### Stored records
— START —
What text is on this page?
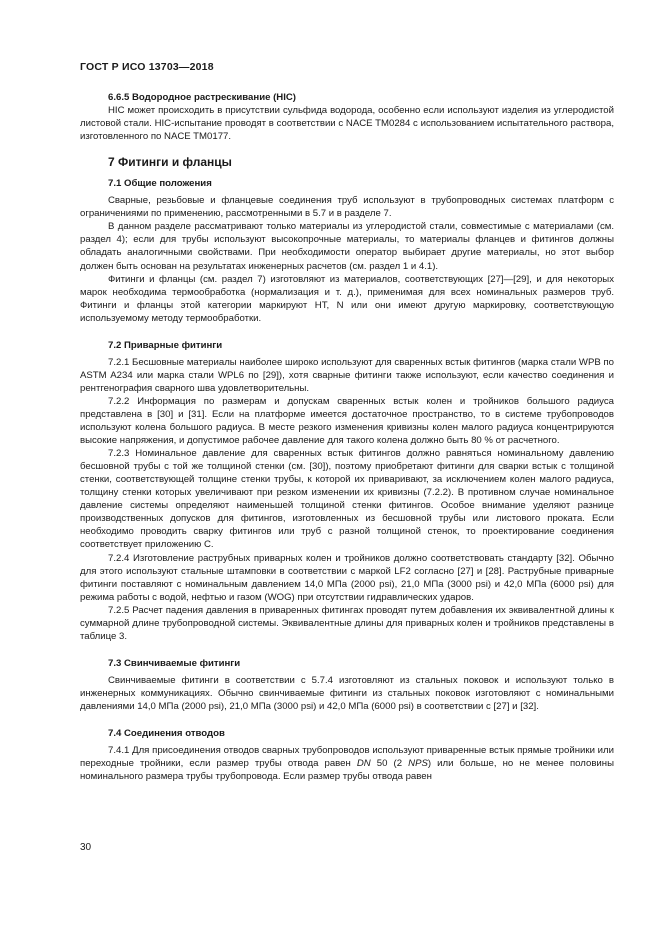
ГОСТ Р ИСО 13703—2018
6.6.5 Водородное растрескивание (HIC)

HIC может происходить в присутствии сульфида водорода, особенно если используют изделия из углеродистой листовой стали. HIC-испытание проводят в соответствии с NACE TM0284 с использованием испытательного раствора, изготовленного по NACE TM0177.

7 Фитинги и фланцы
7.1 Общие положения

Сварные, резьбовые и фланцевые соединения труб используют в трубопроводных системах платформ с ограничениями по применению, рассмотренными в 5.7 и в разделе 7.

В данном разделе рассматривают только материалы из углеродистой стали, совместимые с материалами (см. раздел 4); если для трубы используют высокопрочные материалы, то материалы фланцев и фитингов должны обладать аналогичными свойствами. При необходимости оператор выбирает другие материалы, но этот выбор должен быть основан на результатах инженерных расчетов (см. раздел 1 и 4.1).

Фитинги и фланцы (см. раздел 7) изготовляют из материалов, соответствующих [27]—[29], и для некоторых марок необходима термообработка (нормализация и т. д.), применимая для всех номинальных размеров труб. Фитинги и фланцы этой категории маркируют HT, N или они имеют другую маркировку, соответствующую используемому методу термообработки.

7.2 Приварные фитинги

7.2.1 Бесшовные материалы наиболее широко используют для сваренных встык фитингов (марка стали WPB по ASTM A234 или марка стали WPL6 по [29]), хотя сварные фитинги также используют, если качество соединения и рентгенография сварного шва удовлетворительны.

7.2.2 Информация по размерам и допускам сваренных встык колен и тройников большого радиуса представлена в [30] и [31]. Если на платформе имеется достаточное пространство, то в системе трубопроводов используют колена большого радиуса. В месте резкого изменения кривизны колен малого радиуса концентрируются высокие напряжения, и допустимое рабочее давление для такого колена должно быть 80 % от расчетного.

7.2.3 Номинальное давление для сваренных встык фитингов должно равняться номинальному давлению бесшовной трубы с той же толщиной стенки (см. [30]), поэтому приобретают фитинги для сварки встык с толщиной стенки, соответствующей толщине стенки трубы, к которой их приваривают, за исключением колен малого радиуса, толщину стенки которых увеличивают при резком изменении их кривизны (7.2.2). В противном случае номинальное давление системы определяют наименьшей толщиной стенки фитингов. Особое внимание уделяют разнице производственных допусков для фитингов, изготовленных из бесшовной трубы или листового проката. Если необходимо проводить сварку фитингов или труб с разной толщиной стенок, то проектирование соединения соответствует приложению С.

7.2.4 Изготовление раструбных приварных колен и тройников должно соответствовать стандарту [32]. Обычно для этого используют стальные штамповки в соответствии с маркой LF2 согласно [27] и [28]. Раструбные приварные фитинги поставляют с номинальным давлением 14,0 МПа (2000 psi), 21,0 МПа (3000 psi) и 42,0 МПа (6000 psi) для режима работы с водой, нефтью и газом (WOG) при отсутствии гидравлических ударов.

7.2.5 Расчет падения давления в приваренных фитингах проводят путем добавления их эквивалентной длины к суммарной длине трубопроводной системы. Эквивалентные длины для приварных колен и тройников представлены в таблице 3.

7.3 Свинчиваемые фитинги

Свинчиваемые фитинги в соответствии с 5.7.4 изготовляют из стальных поковок и используют только в инженерных коммуникациях. Обычно свинчиваемые фитинги из стальных поковок изготовляют с номинальными давлениями 14,0 МПа (2000 psi), 21,0 МПа (3000 psi) и 42,0 МПа (6000 psi) в соответствии с [27] и [32].

7.4 Соединения отводов

7.4.1 Для присоединения отводов сварных трубопроводов используют приваренные встык прямые тройники или переходные тройники, если размер трубы отвода равен DN 50 (2 NPS) или больше, но не менее половины номинального размера трубы трубопровода. Если размер трубы отвода равен

30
— END —
Give the number of lines in the entries above that include the string "трубопроводов". No other output is expected.

### Expected output
2